What this task involves:
Output the data that follows exactly, line for line.

Input data:

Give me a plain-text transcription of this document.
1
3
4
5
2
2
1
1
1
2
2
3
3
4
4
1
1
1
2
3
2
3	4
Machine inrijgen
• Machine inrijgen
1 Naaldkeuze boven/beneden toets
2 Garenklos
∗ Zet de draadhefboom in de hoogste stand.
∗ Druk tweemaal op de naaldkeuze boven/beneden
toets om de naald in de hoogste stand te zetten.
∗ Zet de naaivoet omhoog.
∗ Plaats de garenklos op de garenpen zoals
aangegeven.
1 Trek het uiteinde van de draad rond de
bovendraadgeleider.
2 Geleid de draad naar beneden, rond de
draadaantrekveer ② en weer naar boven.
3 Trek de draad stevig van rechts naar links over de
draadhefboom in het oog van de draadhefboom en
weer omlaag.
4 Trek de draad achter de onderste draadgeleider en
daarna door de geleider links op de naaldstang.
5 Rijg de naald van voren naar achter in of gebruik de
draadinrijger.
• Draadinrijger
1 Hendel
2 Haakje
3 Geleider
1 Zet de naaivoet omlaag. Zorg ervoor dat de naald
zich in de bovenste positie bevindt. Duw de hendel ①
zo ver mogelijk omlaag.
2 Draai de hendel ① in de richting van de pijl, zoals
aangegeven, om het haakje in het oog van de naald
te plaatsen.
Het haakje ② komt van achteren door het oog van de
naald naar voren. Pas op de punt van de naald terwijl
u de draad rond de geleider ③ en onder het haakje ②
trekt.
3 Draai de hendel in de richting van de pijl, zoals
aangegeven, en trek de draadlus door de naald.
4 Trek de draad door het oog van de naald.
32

Response for this exercise:
Give me a plain-text transcription of this document.
1
3
4
5
2
2
1
1
1
2
2
3
3
4
4
1
1
1
2
3
2
3	4
Machine inrijgen
• Machine inrijgen
1 Naaldkeuze boven/beneden toets
2 Garenklos
∗ Zet de draadhefboom in de hoogste stand.
∗ Druk tweemaal op de naaldkeuze boven/beneden
toets om de naald in de hoogste stand te zetten.
∗ Zet de naaivoet omhoog.
∗ Plaats de garenklos op de garenpen zoals
aangegeven.
1 Trek het uiteinde van de draad rond de
bovendraadgeleider.
2 Geleid de draad naar beneden, rond de
draadaantrekveer ② en weer naar boven.
3 Trek de draad stevig van rechts naar links over de
draadhefboom in het oog van de draadhefboom en
weer omlaag.
4 Trek de draad achter de onderste draadgeleider en
daarna door de geleider links op de naaldstang.
5 Rijg de naald van voren naar achter in of gebruik de
draadinrijger.
• Draadinrijger
1 Hendel
2 Haakje
3 Geleider
1 Zet de naaivoet omlaag. Zorg ervoor dat de naald
zich in de bovenste positie bevindt. Duw de hendel ①
zo ver mogelijk omlaag.
2 Draai de hendel ① in de richting van de pijl, zoals
aangegeven, om het haakje in het oog van de naald
te plaatsen.
Het haakje ② komt van achteren door het oog van de
naald naar voren. Pas op de punt van de naald terwijl
u de draad rond de geleider ③ en onder het haakje ②
trekt.
3 Draai de hendel in de richting van de pijl, zoals
aangegeven, en trek de draadlus door de naald.
4 Trek de draad door het oog van de naald.
32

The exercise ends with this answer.